-- START OF Raw data --
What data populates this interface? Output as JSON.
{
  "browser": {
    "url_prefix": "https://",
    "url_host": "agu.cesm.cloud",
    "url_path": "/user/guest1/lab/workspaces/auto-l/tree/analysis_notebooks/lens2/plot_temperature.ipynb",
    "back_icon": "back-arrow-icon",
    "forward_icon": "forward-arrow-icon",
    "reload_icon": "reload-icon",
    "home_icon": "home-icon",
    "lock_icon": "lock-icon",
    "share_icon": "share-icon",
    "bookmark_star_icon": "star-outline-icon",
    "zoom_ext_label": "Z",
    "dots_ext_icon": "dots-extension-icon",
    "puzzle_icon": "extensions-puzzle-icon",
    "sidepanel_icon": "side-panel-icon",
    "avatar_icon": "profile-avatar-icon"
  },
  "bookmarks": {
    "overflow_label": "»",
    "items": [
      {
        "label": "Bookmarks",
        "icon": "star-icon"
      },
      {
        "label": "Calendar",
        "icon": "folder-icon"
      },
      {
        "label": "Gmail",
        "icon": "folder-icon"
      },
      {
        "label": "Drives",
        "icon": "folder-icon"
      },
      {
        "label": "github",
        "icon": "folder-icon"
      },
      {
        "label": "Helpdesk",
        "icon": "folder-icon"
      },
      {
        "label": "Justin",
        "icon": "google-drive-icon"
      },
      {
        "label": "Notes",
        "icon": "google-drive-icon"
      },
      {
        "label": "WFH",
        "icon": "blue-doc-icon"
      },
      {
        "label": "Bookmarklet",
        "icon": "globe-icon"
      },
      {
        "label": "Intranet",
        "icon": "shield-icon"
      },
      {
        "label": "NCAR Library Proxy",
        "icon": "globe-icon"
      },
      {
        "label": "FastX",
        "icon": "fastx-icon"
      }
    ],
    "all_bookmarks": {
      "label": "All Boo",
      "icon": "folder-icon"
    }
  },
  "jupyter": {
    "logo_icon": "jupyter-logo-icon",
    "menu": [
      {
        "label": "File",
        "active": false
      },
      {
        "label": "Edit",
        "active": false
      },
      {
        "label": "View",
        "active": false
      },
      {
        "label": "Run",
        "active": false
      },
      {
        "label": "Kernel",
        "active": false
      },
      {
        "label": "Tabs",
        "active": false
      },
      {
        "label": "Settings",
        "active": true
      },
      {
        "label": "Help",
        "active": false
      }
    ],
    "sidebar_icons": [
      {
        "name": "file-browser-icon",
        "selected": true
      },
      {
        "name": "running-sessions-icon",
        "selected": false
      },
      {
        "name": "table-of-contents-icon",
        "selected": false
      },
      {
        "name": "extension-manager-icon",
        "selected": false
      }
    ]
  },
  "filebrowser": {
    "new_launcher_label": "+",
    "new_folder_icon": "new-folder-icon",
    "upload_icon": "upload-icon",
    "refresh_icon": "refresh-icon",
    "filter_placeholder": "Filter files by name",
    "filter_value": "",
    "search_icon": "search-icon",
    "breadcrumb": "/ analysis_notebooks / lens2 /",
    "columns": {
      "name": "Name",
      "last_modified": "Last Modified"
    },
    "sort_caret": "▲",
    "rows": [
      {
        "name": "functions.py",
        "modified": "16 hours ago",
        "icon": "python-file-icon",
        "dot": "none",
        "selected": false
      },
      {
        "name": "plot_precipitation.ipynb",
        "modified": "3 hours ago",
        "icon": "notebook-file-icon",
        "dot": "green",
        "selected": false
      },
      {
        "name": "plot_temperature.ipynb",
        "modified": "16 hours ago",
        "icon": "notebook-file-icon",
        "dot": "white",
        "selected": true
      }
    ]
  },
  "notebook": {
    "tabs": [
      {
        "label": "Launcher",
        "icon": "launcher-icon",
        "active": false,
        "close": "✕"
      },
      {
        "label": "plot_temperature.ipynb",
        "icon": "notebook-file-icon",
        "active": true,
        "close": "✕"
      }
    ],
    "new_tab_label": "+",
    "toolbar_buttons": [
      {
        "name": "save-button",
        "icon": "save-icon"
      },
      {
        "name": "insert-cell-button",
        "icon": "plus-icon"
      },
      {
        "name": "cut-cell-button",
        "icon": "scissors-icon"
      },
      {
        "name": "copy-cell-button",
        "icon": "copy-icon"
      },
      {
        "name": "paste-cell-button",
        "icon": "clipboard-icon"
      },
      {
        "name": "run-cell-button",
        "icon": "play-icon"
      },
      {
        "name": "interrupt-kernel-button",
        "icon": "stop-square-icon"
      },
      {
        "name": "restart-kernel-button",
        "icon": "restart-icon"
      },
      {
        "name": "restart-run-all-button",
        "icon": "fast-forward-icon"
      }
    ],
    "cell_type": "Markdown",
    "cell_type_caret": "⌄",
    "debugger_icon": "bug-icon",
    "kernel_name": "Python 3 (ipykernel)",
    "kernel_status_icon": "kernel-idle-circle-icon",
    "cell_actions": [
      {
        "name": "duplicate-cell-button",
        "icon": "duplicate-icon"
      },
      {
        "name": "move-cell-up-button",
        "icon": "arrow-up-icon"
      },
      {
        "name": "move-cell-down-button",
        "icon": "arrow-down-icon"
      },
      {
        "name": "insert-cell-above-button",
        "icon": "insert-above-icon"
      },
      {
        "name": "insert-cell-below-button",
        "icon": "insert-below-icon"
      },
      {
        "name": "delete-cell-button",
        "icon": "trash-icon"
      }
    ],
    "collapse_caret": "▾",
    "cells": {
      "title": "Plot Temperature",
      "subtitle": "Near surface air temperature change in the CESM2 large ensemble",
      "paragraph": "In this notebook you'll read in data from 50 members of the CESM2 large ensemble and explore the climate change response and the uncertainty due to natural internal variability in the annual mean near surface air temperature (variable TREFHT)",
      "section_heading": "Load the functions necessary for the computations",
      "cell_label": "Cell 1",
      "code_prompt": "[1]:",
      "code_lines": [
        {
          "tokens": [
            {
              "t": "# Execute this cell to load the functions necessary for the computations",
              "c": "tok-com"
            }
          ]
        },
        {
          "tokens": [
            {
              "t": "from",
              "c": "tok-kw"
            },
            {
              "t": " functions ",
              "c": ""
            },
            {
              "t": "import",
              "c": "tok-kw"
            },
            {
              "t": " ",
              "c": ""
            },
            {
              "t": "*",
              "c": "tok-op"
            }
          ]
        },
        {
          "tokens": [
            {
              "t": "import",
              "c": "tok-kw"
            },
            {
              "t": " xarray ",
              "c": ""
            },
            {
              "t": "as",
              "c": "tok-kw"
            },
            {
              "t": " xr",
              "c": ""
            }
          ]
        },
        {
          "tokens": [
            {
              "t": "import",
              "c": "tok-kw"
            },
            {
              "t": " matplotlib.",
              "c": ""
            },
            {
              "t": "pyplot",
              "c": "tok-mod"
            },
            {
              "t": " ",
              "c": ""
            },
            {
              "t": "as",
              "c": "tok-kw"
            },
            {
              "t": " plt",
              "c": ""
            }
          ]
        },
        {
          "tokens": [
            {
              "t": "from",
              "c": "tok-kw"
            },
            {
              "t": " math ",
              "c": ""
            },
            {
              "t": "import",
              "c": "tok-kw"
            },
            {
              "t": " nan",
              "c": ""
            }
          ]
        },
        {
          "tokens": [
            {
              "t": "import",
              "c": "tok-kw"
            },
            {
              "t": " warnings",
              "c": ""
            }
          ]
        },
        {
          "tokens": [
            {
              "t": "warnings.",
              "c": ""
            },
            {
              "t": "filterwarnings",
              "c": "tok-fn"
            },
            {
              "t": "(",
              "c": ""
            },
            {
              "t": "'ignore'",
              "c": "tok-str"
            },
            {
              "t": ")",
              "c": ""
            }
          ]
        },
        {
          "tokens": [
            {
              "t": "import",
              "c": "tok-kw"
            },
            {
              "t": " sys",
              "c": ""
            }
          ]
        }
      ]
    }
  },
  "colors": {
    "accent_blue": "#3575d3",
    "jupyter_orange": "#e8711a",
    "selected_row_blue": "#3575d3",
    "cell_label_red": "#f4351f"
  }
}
-- END OF Raw data --
> _Direction_
In the lines above, locate the string "this". Copy every line where it occurs.

> _Expected answer_
What data populates this interface? Output as JSON.
      "paragraph": "In this notebook you'll read in data from 50 members of the CESM2 large ensemble and explore the climate change response and the uncertainty due to natural internal variability in the annual mean near surface air temperature (variable TREFHT)",
              "t": "# Execute this cell to load the functions necessary for the computations",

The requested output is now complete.